## Begin PROVIDED INFORMATION
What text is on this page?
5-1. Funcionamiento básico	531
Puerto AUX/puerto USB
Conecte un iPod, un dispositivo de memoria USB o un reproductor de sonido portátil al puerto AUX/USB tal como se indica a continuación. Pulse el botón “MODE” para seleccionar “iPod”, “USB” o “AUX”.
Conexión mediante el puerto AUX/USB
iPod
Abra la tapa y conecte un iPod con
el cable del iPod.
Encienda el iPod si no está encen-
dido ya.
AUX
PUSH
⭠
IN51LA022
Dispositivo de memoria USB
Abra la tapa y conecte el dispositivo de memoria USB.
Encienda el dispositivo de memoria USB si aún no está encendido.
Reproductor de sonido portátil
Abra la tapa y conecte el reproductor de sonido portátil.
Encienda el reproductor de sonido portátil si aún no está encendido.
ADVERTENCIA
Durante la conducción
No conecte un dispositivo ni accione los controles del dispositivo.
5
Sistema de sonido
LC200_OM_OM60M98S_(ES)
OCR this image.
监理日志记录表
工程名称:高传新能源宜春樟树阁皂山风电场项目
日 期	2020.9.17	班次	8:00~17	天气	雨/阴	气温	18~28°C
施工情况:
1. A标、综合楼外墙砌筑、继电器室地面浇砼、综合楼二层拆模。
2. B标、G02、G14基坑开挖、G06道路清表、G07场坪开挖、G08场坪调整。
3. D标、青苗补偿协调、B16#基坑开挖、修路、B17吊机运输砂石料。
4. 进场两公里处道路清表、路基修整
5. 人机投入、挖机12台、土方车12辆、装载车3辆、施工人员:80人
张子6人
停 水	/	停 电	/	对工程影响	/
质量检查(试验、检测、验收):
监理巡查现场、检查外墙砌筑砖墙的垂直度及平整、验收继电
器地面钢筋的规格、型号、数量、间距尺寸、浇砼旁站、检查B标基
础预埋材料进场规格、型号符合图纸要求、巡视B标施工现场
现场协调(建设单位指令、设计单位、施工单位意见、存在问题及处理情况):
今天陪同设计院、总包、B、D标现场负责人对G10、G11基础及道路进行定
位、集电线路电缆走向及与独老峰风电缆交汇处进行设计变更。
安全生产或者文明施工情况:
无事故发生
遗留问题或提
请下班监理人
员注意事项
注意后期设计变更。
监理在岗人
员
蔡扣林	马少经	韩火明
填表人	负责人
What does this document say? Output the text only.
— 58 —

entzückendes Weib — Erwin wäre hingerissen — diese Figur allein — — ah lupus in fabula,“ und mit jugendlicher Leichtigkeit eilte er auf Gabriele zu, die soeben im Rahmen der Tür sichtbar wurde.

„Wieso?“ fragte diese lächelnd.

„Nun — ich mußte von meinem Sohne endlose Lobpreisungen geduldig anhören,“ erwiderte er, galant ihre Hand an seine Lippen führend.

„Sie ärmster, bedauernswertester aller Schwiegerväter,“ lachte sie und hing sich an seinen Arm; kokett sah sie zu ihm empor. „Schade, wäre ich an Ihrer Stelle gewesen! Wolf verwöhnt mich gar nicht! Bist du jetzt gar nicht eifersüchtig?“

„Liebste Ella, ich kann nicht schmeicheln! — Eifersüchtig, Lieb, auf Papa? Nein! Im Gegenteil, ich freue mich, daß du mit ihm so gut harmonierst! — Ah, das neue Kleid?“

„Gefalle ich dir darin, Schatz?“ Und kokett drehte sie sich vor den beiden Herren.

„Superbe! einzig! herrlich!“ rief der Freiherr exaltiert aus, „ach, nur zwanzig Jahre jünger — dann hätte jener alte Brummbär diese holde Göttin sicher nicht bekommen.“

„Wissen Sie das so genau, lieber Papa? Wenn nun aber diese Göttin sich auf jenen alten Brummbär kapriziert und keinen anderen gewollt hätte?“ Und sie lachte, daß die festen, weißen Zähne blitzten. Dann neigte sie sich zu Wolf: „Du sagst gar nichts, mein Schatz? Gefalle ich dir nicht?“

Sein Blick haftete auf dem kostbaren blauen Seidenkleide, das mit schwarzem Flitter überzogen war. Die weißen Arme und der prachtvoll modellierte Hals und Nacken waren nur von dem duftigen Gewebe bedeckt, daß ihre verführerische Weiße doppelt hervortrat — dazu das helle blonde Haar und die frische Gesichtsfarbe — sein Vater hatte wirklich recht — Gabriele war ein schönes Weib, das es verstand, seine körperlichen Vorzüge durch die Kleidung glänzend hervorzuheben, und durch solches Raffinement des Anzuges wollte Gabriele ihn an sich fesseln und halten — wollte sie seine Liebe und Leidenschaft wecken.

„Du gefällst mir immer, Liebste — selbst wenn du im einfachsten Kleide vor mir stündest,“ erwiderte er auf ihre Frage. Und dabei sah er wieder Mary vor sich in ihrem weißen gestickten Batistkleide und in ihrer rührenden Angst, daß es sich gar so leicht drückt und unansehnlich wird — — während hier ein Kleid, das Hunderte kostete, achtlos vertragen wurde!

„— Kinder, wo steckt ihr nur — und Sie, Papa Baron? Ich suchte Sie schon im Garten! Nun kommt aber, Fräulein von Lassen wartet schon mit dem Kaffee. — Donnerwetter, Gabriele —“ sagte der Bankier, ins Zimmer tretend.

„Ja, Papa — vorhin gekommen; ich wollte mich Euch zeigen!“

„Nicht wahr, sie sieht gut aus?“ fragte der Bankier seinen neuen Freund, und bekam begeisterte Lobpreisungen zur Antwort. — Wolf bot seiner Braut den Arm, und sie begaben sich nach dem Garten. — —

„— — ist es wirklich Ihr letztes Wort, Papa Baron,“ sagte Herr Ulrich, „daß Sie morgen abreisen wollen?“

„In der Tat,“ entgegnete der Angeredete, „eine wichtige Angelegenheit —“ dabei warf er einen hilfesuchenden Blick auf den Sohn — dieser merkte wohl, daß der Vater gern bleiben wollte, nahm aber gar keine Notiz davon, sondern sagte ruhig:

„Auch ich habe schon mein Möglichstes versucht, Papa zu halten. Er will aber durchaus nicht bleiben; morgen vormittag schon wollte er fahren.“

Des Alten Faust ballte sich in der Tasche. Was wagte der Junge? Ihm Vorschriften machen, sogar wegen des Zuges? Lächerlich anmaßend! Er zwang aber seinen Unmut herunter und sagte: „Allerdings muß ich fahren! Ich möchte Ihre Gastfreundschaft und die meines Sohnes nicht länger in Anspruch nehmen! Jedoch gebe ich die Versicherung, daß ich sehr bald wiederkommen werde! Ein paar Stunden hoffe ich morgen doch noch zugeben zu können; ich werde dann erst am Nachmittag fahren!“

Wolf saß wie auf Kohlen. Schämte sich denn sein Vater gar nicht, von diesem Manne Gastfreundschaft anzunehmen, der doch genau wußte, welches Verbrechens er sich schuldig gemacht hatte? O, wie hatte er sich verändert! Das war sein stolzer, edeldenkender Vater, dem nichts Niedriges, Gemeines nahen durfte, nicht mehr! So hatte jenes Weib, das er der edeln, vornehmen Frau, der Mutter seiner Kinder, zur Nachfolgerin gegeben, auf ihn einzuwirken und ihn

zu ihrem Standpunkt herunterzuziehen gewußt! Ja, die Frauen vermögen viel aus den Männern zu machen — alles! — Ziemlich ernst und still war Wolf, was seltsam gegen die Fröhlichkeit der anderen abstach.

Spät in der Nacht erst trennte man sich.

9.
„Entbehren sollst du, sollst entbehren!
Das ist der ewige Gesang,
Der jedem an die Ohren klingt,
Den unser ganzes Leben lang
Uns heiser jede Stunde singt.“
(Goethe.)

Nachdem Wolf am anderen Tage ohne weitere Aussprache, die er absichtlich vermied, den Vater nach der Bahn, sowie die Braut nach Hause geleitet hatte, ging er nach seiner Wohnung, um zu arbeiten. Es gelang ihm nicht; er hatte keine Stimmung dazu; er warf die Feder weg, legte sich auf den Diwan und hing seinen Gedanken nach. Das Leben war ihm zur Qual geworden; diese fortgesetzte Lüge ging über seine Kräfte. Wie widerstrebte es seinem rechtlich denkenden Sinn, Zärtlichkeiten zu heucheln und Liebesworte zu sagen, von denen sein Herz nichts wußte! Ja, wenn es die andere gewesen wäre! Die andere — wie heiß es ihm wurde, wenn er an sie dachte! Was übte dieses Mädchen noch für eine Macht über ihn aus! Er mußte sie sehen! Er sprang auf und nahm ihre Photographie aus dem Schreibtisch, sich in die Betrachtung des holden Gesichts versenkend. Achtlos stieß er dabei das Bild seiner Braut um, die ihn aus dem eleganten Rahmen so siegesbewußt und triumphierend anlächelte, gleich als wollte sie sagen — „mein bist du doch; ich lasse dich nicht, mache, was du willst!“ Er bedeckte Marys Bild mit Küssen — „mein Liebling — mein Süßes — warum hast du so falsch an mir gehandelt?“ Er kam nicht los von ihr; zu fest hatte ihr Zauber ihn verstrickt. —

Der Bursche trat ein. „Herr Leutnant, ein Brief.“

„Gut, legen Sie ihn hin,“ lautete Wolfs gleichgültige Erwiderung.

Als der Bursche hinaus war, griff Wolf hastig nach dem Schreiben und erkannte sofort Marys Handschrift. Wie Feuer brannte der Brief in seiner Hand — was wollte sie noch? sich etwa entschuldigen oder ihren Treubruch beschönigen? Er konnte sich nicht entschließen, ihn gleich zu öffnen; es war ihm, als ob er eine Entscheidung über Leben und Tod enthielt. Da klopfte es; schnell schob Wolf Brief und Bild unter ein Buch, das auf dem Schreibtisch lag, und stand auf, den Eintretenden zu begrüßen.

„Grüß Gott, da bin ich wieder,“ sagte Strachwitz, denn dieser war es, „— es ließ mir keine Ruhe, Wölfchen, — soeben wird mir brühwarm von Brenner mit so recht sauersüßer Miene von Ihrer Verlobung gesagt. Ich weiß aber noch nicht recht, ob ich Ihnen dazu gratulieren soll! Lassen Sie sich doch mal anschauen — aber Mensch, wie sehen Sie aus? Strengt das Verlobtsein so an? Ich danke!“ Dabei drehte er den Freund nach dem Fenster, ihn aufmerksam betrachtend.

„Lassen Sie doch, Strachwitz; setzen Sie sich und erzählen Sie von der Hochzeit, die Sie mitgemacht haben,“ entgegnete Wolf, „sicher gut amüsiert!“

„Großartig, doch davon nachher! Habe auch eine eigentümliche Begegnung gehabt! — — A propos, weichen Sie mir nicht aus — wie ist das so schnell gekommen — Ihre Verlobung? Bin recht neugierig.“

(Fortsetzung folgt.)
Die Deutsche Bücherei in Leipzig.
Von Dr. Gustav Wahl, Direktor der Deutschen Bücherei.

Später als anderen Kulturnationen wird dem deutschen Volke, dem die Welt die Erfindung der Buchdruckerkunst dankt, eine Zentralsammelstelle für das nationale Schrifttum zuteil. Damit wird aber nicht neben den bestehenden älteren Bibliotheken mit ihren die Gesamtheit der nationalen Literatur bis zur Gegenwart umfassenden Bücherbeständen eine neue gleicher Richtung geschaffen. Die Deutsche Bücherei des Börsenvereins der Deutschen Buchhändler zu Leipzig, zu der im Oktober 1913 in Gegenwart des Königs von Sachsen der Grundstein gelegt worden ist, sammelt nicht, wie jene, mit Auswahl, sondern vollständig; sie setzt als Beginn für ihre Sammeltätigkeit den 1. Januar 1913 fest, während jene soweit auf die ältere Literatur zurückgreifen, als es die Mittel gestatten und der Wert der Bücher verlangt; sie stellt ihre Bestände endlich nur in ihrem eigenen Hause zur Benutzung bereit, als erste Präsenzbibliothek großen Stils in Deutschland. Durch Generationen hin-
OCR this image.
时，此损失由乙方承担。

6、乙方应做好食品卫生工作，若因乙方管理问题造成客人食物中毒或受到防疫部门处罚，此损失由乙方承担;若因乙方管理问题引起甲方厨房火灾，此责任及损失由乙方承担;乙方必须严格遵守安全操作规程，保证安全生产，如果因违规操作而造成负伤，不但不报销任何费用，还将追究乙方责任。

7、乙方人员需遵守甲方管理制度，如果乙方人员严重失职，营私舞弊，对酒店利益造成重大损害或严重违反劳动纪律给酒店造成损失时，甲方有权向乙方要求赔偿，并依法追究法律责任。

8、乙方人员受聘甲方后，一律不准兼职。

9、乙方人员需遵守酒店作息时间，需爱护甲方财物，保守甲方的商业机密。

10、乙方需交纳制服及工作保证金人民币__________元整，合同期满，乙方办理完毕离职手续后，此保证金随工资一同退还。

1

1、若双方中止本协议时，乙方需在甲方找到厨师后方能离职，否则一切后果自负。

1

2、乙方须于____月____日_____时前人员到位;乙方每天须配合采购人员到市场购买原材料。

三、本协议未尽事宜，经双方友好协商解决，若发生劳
## End PROVIDED INFORMATION
* **GIVEN EXERCISE**: Find all lines where the word "Lobpreisungen" appears. Copy them.

* **SOLVED PROBLEM**:
„Nun — ich mußte von meinem Sohne endlose Lobpreisungen geduldig anhören,“ erwiderte er, galant ihre Hand an seine Lippen führend.
„Nicht wahr, sie sieht gut aus?“ fragte der Bankier seinen neuen Freund, und bekam begeisterte Lobpreisungen zur Antwort. — Wolf bot seiner Braut den Arm, und sie begaben sich nach dem Garten. — —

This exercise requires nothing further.